## The problem
Write down each entry again, exactly as it reads.

## Records shown

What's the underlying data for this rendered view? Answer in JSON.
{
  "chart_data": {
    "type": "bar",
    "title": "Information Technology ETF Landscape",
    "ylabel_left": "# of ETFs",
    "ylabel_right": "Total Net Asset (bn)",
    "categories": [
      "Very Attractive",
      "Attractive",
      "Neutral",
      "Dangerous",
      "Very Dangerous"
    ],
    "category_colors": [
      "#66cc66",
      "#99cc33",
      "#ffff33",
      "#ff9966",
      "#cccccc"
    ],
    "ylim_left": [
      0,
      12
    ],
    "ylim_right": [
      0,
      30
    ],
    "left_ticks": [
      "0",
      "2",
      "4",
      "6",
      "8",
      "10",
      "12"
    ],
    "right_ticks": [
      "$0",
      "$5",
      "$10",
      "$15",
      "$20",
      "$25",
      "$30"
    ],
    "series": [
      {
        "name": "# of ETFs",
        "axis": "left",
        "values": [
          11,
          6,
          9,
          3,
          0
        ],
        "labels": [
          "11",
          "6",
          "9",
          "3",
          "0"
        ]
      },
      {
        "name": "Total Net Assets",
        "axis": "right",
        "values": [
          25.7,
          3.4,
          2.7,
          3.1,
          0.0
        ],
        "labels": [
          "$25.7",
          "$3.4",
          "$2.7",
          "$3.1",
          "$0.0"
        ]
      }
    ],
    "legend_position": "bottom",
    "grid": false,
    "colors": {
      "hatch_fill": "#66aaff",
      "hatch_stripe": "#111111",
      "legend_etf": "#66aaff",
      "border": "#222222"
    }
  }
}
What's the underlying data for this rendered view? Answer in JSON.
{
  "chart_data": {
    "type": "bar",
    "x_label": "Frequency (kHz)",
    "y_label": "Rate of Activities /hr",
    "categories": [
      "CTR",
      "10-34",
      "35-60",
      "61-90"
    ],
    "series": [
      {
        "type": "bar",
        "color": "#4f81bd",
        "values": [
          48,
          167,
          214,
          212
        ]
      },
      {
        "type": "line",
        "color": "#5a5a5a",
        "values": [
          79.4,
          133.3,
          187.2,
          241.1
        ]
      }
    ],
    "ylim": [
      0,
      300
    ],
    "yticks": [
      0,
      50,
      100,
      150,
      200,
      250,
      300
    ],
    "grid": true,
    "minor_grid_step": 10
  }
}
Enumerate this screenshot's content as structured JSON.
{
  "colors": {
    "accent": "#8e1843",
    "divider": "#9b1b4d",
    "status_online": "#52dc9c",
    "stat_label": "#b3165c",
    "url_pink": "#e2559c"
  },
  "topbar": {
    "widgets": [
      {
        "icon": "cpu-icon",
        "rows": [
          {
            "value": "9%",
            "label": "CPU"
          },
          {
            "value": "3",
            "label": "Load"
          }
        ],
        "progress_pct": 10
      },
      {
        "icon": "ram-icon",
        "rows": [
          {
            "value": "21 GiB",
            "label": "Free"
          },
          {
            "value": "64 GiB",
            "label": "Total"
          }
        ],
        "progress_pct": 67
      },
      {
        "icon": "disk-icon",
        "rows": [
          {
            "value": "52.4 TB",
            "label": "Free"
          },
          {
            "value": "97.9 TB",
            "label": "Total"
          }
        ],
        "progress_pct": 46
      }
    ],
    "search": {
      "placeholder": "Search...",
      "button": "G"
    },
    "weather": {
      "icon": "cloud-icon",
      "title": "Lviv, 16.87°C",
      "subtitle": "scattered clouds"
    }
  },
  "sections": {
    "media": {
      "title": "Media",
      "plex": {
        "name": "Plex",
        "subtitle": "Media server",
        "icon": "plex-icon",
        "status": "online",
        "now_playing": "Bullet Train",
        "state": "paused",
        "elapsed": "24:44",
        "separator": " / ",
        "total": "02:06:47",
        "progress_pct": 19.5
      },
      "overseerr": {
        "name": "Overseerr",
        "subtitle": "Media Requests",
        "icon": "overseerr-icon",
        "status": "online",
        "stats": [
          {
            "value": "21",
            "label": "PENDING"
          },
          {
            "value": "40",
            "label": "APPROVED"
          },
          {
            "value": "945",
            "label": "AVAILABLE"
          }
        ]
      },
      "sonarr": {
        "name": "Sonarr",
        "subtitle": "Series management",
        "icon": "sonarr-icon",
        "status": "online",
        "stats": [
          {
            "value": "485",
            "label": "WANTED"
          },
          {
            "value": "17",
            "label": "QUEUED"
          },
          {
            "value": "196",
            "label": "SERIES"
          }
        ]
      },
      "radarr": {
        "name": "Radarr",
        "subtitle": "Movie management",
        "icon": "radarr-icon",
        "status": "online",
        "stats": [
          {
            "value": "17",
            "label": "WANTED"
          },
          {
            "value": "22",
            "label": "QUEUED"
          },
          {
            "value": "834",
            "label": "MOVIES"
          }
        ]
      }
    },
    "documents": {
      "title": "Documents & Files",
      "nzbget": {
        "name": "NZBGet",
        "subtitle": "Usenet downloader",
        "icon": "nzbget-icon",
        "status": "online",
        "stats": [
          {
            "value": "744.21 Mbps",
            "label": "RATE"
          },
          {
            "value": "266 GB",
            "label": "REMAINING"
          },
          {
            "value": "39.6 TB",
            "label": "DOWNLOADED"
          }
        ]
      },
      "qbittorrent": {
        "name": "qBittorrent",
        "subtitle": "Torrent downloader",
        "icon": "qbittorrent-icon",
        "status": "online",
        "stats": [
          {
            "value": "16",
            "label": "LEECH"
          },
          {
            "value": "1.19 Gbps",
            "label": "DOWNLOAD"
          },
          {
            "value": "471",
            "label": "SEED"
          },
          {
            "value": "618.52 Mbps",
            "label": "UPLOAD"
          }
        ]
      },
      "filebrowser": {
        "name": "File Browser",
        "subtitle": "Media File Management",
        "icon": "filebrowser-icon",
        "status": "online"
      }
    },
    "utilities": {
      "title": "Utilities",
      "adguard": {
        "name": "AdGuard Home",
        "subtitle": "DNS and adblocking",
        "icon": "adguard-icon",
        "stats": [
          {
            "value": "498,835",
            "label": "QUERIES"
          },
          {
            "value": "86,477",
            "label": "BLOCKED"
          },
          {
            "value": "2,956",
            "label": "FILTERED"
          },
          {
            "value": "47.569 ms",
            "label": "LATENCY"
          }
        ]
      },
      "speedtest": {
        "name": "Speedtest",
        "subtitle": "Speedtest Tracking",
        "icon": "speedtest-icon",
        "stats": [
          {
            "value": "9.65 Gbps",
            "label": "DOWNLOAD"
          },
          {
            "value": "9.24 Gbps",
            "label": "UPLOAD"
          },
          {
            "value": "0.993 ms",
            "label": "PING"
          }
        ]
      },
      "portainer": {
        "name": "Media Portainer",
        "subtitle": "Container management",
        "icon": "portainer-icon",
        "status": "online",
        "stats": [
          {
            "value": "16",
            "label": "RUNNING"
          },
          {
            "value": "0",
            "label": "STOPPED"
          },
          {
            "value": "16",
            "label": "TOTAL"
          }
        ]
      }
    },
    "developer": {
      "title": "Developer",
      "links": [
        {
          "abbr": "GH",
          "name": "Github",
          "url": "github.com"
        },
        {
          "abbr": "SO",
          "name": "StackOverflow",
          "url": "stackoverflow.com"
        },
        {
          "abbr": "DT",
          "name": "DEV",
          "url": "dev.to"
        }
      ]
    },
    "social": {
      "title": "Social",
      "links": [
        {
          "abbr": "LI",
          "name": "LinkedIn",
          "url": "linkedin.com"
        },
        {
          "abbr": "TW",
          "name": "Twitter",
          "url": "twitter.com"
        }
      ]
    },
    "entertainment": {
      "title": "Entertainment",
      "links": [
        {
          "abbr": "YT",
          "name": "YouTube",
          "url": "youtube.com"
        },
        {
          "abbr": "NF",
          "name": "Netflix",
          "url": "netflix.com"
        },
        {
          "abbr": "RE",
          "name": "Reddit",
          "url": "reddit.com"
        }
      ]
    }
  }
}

## Output below
What's the underlying data for this rendered view? Answer in JSON.
{
  "chart_data": {
    "type": "bar",
    "title": "Information Technology ETF Landscape",
    "ylabel_left": "# of ETFs",
    "ylabel_right": "Total Net Asset (bn)",
    "categories": [
      "Very Attractive",
      "Attractive",
      "Neutral",
      "Dangerous",
      "Very Dangerous"
    ],
    "category_colors": [
      "#66cc66",
      "#99cc33",
      "#ffff33",
      "#ff9966",
      "#cccccc"
    ],
    "ylim_left": [
      0,
      12
    ],
    "ylim_right": [
      0,
      30
    ],
    "left_ticks": [
      "0",
      "2",
      "4",
      "6",
      "8",
      "10",
      "12"
    ],
    "right_ticks": [
      "$0",
      "$5",
      "$10",
      "$15",
      "$20",
      "$25",
      "$30"
    ],
    "series": [
      {
        "name": "# of ETFs",
        "axis": "left",
        "values": [
          11,
          6,
          9,
          3,
          0
        ],
        "labels": [
          "11",
          "6",
          "9",
          "3",
          "0"
        ]
      },
      {
        "name": "Total Net Assets",
        "axis": "right",
        "values": [
          25.7,
          3.4,
          2.7,
          3.1,
          0.0
        ],
        "labels": [
          "$25.7",
          "$3.4",
          "$2.7",
          "$3.1",
          "$0.0"
        ]
      }
    ],
    "legend_position": "bottom",
    "grid": false,
    "colors": {
      "hatch_fill": "#66aaff",
      "hatch_stripe": "#111111",
      "legend_etf": "#66aaff",
      "border": "#222222"
    }
  }
}
What's the underlying data for this rendered view? Answer in JSON.
{
  "chart_data": {
    "type": "bar",
    "x_label": "Frequency (kHz)",
    "y_label": "Rate of Activities /hr",
    "categories": [
      "CTR",
      "10-34",
      "35-60",
      "61-90"
    ],
    "series": [
      {
        "type": "bar",
        "color": "#4f81bd",
        "values": [
          48,
          167,
          214,
          212
        ]
      },
      {
        "type": "line",
        "color": "#5a5a5a",
        "values": [
          79.4,
          133.3,
          187.2,
          241.1
        ]
      }
    ],
    "ylim": [
      0,
      300
    ],
    "yticks": [
      0,
      50,
      100,
      150,
      200,
      250,
      300
    ],
    "grid": true,
    "minor_grid_step": 10
  }
}
Enumerate this screenshot's content as structured JSON.
{
  "colors": {
    "accent": "#8e1843",
    "divider": "#9b1b4d",
    "status_online": "#52dc9c",
    "stat_label": "#b3165c",
    "url_pink": "#e2559c"
  },
  "topbar": {
    "widgets": [
      {
        "icon": "cpu-icon",
        "rows": [
          {
            "value": "9%",
            "label": "CPU"
          },
          {
            "value": "3",
            "label": "Load"
          }
        ],
        "progress_pct": 10
      },
      {
        "icon": "ram-icon",
        "rows": [
          {
            "value": "21 GiB",
            "label": "Free"
          },
          {
            "value": "64 GiB",
            "label": "Total"
          }
        ],
        "progress_pct": 67
      },
      {
        "icon": "disk-icon",
        "rows": [
          {
            "value": "52.4 TB",
            "label": "Free"
          },
          {
            "value": "97.9 TB",
            "label": "Total"
          }
        ],
        "progress_pct": 46
      }
    ],
    "search": {
      "placeholder": "Search...",
      "button": "G"
    },
    "weather": {
      "icon": "cloud-icon",
      "title": "Lviv, 16.87°C",
      "subtitle": "scattered clouds"
    }
  },
  "sections": {
    "media": {
      "title": "Media",
      "plex": {
        "name": "Plex",
        "subtitle": "Media server",
        "icon": "plex-icon",
        "status": "online",
        "now_playing": "Bullet Train",
        "state": "paused",
        "elapsed": "24:44",
        "separator": " / ",
        "total": "02:06:47",
        "progress_pct": 19.5
      },
      "overseerr": {
        "name": "Overseerr",
        "subtitle": "Media Requests",
        "icon": "overseerr-icon",
        "status": "online",
        "stats": [
          {
            "value": "21",
            "label": "PENDING"
          },
          {
            "value": "40",
            "label": "APPROVED"
          },
          {
            "value": "945",
            "label": "AVAILABLE"
          }
        ]
      },
      "sonarr": {
        "name": "Sonarr",
        "subtitle": "Series management",
        "icon": "sonarr-icon",
        "status": "online",
        "stats": [
          {
            "value": "485",
            "label": "WANTED"
          },
          {
            "value": "17",
            "label": "QUEUED"
          },
          {
            "value": "196",
            "label": "SERIES"
          }
        ]
      },
      "radarr": {
        "name": "Radarr",
        "subtitle": "Movie management",
        "icon": "radarr-icon",
        "status": "online",
        "stats": [
          {
            "value": "17",
            "label": "WANTED"
          },
          {
            "value": "22",
            "label": "QUEUED"
          },
          {
            "value": "834",
            "label": "MOVIES"
          }
        ]
      }
    },
    "documents": {
      "title": "Documents & Files",
      "nzbget": {
        "name": "NZBGet",
        "subtitle": "Usenet downloader",
        "icon": "nzbget-icon",
        "status": "online",
        "stats": [
          {
            "value": "744.21 Mbps",
            "label": "RATE"
          },
          {
            "value": "266 GB",
            "label": "REMAINING"
          },
          {
            "value": "39.6 TB",
            "label": "DOWNLOADED"
          }
        ]
      },
      "qbittorrent": {
        "name": "qBittorrent",
        "subtitle": "Torrent downloader",
        "icon": "qbittorrent-icon",
        "status": "online",
        "stats": [
          {
            "value": "16",
            "label": "LEECH"
          },
          {
            "value": "1.19 Gbps",
            "label": "DOWNLOAD"
          },
          {
            "value": "471",
            "label": "SEED"
          },
          {
            "value": "618.52 Mbps",
            "label": "UPLOAD"
          }
        ]
      },
      "filebrowser": {
        "name": "File Browser",
        "subtitle": "Media File Management",
        "icon": "filebrowser-icon",
        "status": "online"
      }
    },
    "utilities": {
      "title": "Utilities",
      "adguard": {
        "name": "AdGuard Home",
        "subtitle": "DNS and adblocking",
        "icon": "adguard-icon",
        "stats": [
          {
            "value": "498,835",
            "label": "QUERIES"
          },
          {
            "value": "86,477",
            "label": "BLOCKED"
          },
          {
            "value": "2,956",
            "label": "FILTERED"
          },
          {
            "value": "47.569 ms",
            "label": "LATENCY"
          }
        ]
      },
      "speedtest": {
        "name": "Speedtest",
        "subtitle": "Speedtest Tracking",
        "icon": "speedtest-icon",
        "stats": [
          {
            "value": "9.65 Gbps",
            "label": "DOWNLOAD"
          },
          {
            "value": "9.24 Gbps",
            "label": "UPLOAD"
          },
          {
            "value": "0.993 ms",
            "label": "PING"
          }
        ]
      },
      "portainer": {
        "name": "Media Portainer",
        "subtitle": "Container management",
        "icon": "portainer-icon",
        "status": "online",
        "stats": [
          {
            "value": "16",
            "label": "RUNNING"
          },
          {
            "value": "0",
            "label": "STOPPED"
          },
          {
            "value": "16",
            "label": "TOTAL"
          }
        ]
      }
    },
    "developer": {
      "title": "Developer",
      "links": [
        {
          "abbr": "GH",
          "name": "Github",
          "url": "github.com"
        },
        {
          "abbr": "SO",
          "name": "StackOverflow",
          "url": "stackoverflow.com"
        },
        {
          "abbr": "DT",
          "name": "DEV",
          "url": "dev.to"
        }
      ]
    },
    "social": {
      "title": "Social",
      "links": [
        {
          "abbr": "LI",
          "name": "LinkedIn",
          "url": "linkedin.com"
        },
        {
          "abbr": "TW",
          "name": "Twitter",
          "url": "twitter.com"
        }
      ]
    },
    "entertainment": {
      "title": "Entertainment",
      "links": [
        {
          "abbr": "YT",
          "name": "YouTube",
          "url": "youtube.com"
        },
        {
          "abbr": "NF",
          "name": "Netflix",
          "url": "netflix.com"
        },
        {
          "abbr": "RE",
          "name": "Reddit",
          "url": "reddit.com"
        }
      ]
    }
  }
}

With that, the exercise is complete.